• _PROMPT_
Read the listing below and copy out every line that holds "følge".

* start SUPPLIED DATA *

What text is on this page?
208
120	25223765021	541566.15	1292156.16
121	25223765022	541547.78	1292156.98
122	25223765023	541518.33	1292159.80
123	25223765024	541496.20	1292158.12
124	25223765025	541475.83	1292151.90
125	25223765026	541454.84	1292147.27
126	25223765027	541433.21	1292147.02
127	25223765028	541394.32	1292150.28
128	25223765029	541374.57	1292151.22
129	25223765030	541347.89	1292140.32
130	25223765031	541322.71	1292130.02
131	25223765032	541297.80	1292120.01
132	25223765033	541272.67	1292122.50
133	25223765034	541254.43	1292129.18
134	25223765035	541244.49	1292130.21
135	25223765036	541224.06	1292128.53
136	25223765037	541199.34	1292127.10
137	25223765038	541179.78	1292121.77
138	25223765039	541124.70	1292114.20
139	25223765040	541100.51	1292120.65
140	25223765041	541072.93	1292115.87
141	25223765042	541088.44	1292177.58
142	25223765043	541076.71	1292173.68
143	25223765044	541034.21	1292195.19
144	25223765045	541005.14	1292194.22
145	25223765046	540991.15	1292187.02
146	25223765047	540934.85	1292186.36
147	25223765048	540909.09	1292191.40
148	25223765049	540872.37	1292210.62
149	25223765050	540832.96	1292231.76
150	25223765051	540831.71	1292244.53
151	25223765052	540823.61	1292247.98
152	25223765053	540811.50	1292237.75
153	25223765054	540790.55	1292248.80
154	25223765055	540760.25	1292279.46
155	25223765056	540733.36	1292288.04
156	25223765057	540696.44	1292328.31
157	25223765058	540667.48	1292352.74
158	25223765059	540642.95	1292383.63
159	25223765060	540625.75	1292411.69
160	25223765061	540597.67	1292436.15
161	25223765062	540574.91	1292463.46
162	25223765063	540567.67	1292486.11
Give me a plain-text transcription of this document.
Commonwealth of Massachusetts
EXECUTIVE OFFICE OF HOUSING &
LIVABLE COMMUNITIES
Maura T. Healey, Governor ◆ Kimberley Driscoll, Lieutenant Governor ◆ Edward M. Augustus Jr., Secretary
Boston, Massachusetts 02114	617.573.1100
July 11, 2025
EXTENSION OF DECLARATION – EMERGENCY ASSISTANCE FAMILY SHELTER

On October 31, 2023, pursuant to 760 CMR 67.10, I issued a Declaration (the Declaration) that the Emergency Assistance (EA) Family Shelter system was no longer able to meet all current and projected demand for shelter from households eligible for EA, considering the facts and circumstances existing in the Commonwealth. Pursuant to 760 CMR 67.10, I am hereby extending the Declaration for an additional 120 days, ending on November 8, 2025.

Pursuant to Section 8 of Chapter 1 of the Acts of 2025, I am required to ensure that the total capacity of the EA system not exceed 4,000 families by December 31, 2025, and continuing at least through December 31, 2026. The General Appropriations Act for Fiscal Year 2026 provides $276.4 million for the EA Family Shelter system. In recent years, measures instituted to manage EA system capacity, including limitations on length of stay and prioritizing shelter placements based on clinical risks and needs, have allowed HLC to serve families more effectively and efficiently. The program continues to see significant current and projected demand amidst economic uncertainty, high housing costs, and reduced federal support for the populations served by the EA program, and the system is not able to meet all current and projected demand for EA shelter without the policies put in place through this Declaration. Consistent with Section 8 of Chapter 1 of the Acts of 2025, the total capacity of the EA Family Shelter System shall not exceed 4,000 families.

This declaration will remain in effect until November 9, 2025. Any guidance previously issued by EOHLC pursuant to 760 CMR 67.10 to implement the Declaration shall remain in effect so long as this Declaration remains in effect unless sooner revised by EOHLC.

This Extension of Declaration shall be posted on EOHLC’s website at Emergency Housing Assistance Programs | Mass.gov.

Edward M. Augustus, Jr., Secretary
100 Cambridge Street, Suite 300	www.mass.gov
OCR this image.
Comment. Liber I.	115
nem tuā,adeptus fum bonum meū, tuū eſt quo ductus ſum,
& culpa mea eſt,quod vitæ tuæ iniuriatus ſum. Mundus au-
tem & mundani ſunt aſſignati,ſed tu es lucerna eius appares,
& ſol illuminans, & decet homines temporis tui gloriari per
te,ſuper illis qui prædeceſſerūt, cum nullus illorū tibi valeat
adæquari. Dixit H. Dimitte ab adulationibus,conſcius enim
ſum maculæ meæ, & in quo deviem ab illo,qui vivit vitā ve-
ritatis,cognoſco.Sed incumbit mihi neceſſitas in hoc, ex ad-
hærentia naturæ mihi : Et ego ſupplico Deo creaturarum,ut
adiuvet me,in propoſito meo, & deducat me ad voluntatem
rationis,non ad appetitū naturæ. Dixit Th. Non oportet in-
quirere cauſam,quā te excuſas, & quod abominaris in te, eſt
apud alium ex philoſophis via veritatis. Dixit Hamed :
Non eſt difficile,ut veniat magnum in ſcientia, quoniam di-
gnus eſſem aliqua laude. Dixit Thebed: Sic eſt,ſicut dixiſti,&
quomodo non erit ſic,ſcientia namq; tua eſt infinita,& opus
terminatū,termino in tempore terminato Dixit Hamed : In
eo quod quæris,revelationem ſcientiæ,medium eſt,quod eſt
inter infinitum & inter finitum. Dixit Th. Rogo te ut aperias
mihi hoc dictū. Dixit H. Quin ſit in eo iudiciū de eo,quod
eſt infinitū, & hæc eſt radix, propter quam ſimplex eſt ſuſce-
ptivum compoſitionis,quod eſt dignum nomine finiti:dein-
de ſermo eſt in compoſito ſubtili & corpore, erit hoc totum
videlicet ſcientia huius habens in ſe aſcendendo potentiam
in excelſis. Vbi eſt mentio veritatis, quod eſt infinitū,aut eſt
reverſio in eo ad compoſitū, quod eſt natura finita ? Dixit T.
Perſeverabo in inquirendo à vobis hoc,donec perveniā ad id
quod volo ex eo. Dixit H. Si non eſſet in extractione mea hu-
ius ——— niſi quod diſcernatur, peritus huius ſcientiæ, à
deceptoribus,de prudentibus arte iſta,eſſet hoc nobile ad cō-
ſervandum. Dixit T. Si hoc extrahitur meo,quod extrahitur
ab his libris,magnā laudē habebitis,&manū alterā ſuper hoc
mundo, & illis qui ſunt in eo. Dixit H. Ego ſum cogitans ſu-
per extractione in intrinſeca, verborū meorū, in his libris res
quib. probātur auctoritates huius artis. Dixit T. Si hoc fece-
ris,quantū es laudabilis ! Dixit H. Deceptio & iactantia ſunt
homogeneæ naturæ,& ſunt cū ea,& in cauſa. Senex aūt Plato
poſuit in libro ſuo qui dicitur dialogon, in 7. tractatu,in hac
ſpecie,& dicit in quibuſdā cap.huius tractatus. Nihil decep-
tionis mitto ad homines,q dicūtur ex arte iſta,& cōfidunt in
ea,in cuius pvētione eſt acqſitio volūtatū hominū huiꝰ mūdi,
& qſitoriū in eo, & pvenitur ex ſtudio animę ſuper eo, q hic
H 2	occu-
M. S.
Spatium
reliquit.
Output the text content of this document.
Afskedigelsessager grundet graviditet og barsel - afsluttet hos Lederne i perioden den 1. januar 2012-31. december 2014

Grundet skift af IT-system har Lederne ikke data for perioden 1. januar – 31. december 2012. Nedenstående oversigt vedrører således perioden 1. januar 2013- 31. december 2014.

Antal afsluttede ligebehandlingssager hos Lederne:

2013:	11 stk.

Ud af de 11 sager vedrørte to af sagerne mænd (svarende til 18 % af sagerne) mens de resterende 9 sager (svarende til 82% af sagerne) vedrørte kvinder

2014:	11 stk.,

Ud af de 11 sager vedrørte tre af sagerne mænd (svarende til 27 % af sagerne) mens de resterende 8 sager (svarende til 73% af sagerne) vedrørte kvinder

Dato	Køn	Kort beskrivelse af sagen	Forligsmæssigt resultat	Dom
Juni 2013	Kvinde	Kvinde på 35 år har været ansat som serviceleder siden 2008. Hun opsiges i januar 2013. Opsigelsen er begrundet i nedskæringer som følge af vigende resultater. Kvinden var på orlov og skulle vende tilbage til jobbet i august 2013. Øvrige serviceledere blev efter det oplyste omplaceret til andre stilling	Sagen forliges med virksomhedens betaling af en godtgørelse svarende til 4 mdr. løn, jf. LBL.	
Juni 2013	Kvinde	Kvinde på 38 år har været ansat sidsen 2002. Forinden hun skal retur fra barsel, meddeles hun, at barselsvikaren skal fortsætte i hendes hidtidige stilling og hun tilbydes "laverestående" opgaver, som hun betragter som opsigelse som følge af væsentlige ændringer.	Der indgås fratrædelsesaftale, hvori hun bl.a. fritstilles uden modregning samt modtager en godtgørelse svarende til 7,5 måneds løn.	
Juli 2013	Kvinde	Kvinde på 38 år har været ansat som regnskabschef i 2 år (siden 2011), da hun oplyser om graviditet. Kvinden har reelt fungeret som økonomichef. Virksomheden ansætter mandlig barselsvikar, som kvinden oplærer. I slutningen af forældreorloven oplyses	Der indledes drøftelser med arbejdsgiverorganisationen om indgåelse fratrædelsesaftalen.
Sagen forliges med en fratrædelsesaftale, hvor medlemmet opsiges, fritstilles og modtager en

* end SUPPLIED DATA *

• _SOLUTION FOR THIS TASK_
Juni 2013	Kvinde	Kvinde på 35 år har været ansat som serviceleder siden 2008. Hun opsiges i januar 2013. Opsigelsen er begrundet i nedskæringer som følge af vigende resultater. Kvinden var på orlov og skulle vende tilbage til jobbet i august 2013. Øvrige serviceledere blev efter det oplyste omplaceret til andre stilling	Sagen forliges med virksomhedens betaling af en godtgørelse svarende til 4 mdr. løn, jf. LBL.	
Juni 2013	Kvinde	Kvinde på 38 år har været ansat sidsen 2002. Forinden hun skal retur fra barsel, meddeles hun, at barselsvikaren skal fortsætte i hendes hidtidige stilling og hun tilbydes "laverestående" opgaver, som hun betragter som opsigelse som følge af væsentlige ændringer.	Der indgås fratrædelsesaftale, hvori hun bl.a. fritstilles uden modregning samt modtager en godtgørelse svarende til 7,5 måneds løn.	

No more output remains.